■ Instructions to follow ■
Gather each line in the entries that includes the string "screenshot".

■ Data provided ■
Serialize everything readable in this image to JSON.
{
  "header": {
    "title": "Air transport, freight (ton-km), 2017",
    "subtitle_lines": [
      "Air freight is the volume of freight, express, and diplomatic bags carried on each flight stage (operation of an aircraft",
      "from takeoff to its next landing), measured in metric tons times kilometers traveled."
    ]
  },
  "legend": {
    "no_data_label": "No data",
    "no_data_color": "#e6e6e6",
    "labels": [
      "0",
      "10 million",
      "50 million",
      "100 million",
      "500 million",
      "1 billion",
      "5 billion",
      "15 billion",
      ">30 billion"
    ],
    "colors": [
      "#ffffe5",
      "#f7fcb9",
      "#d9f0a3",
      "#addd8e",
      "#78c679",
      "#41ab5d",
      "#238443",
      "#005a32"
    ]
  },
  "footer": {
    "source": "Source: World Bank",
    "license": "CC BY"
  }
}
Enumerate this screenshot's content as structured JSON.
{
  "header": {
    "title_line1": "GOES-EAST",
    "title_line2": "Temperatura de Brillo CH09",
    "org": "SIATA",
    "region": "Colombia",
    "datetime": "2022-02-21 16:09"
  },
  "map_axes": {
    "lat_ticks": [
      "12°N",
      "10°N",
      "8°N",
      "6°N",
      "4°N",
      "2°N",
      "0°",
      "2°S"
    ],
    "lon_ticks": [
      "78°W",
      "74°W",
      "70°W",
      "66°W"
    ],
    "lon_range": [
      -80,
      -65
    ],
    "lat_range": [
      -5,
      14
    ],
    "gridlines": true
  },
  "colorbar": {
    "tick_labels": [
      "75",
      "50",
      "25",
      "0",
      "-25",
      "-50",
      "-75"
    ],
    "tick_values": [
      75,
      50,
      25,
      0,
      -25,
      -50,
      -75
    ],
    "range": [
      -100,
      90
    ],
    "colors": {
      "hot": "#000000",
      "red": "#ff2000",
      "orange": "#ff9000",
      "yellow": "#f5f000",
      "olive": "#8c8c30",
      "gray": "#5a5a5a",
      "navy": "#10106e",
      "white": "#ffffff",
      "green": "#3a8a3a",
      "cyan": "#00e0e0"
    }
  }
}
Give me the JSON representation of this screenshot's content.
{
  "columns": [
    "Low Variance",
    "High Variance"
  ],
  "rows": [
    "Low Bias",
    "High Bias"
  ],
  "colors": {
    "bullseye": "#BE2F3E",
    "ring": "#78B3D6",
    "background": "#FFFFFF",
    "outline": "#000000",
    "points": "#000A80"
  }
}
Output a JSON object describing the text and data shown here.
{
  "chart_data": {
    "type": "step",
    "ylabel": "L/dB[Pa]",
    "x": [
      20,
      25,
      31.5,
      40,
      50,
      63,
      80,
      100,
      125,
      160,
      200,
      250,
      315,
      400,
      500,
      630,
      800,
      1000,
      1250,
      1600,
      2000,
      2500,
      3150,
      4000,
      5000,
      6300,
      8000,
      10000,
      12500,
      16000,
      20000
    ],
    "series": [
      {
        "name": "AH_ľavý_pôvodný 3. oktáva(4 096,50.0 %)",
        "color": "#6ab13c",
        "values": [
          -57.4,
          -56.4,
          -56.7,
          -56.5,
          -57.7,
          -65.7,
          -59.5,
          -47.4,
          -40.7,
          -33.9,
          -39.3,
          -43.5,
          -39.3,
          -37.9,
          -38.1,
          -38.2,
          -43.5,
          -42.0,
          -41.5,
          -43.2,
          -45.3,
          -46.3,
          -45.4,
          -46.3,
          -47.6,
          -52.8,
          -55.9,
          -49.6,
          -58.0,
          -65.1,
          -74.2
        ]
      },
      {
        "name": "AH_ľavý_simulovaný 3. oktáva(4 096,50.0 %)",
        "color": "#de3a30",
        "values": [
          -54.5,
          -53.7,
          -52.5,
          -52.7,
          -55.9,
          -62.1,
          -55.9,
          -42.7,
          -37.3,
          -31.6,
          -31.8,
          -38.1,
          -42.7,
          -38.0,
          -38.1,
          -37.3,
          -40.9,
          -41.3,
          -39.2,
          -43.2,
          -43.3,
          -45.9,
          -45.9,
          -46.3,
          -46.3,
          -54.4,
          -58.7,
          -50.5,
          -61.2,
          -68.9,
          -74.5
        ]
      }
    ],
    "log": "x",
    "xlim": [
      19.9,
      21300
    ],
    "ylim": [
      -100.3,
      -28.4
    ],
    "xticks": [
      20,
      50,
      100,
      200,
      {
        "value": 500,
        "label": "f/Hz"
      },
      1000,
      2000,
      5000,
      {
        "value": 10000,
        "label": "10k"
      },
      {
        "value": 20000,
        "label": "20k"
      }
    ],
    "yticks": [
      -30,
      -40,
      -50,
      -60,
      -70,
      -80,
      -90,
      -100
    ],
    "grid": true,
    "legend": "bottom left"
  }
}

■ Written solution ■
Enumerate this screenshot's content as structured JSON.
Give me the JSON representation of this screenshot's content.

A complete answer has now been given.